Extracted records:

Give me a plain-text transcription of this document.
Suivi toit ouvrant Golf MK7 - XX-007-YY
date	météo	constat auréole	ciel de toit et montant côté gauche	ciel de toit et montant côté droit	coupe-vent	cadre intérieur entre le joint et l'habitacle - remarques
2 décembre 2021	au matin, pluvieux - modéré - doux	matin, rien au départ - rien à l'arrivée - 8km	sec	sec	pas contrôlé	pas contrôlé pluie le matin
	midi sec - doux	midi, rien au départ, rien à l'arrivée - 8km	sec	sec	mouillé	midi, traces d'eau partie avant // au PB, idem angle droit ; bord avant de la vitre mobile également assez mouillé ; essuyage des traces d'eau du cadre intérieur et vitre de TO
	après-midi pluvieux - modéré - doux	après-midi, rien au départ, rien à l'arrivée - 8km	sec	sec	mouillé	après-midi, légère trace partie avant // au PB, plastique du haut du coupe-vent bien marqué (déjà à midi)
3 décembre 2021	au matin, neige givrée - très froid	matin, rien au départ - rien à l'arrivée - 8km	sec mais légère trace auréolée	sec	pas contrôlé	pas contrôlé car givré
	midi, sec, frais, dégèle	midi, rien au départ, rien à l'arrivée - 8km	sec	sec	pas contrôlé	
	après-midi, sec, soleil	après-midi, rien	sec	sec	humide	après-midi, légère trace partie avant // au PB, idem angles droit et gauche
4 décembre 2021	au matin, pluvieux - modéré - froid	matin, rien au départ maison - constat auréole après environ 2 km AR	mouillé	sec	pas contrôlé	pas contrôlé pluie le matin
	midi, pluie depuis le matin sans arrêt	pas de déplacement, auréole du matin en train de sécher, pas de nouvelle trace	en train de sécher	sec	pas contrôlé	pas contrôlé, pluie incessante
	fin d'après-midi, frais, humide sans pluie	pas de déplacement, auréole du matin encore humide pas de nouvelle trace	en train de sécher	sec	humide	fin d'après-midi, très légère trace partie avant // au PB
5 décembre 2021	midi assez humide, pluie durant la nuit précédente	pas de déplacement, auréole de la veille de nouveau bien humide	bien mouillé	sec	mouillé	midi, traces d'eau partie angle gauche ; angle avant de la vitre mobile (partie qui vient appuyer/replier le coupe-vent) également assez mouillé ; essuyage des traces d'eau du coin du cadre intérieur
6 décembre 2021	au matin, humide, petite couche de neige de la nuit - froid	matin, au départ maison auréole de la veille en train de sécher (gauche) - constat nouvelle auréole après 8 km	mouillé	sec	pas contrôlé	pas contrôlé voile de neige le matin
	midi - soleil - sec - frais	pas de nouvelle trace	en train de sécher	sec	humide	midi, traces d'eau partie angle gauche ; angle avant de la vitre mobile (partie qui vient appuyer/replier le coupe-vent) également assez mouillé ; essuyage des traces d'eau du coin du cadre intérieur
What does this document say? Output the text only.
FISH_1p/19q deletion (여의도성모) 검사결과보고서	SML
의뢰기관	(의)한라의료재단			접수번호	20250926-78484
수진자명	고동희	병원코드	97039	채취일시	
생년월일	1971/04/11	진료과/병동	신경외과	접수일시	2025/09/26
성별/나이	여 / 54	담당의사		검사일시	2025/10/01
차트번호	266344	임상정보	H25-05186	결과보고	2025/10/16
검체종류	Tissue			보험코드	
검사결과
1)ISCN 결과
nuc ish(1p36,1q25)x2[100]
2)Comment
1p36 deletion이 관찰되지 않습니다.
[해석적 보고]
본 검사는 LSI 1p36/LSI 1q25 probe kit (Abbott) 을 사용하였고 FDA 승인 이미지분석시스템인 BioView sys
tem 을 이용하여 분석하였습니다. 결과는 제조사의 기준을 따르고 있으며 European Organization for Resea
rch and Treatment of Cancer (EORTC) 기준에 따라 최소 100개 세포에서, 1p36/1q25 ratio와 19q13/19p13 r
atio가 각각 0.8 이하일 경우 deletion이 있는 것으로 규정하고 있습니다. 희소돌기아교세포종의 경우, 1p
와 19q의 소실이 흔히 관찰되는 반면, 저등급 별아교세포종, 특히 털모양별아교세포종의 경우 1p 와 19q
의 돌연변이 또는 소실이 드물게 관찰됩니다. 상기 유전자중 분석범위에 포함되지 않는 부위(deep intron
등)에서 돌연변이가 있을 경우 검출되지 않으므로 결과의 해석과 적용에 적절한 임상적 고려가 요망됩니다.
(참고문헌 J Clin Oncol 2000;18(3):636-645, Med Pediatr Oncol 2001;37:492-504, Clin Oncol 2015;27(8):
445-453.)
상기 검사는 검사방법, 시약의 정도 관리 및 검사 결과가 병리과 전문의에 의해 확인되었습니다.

▶ _Exercise instructions_:
Each line that contains the word "deletion이" counts toward the total; give only that total.

▶ _Task output_:
2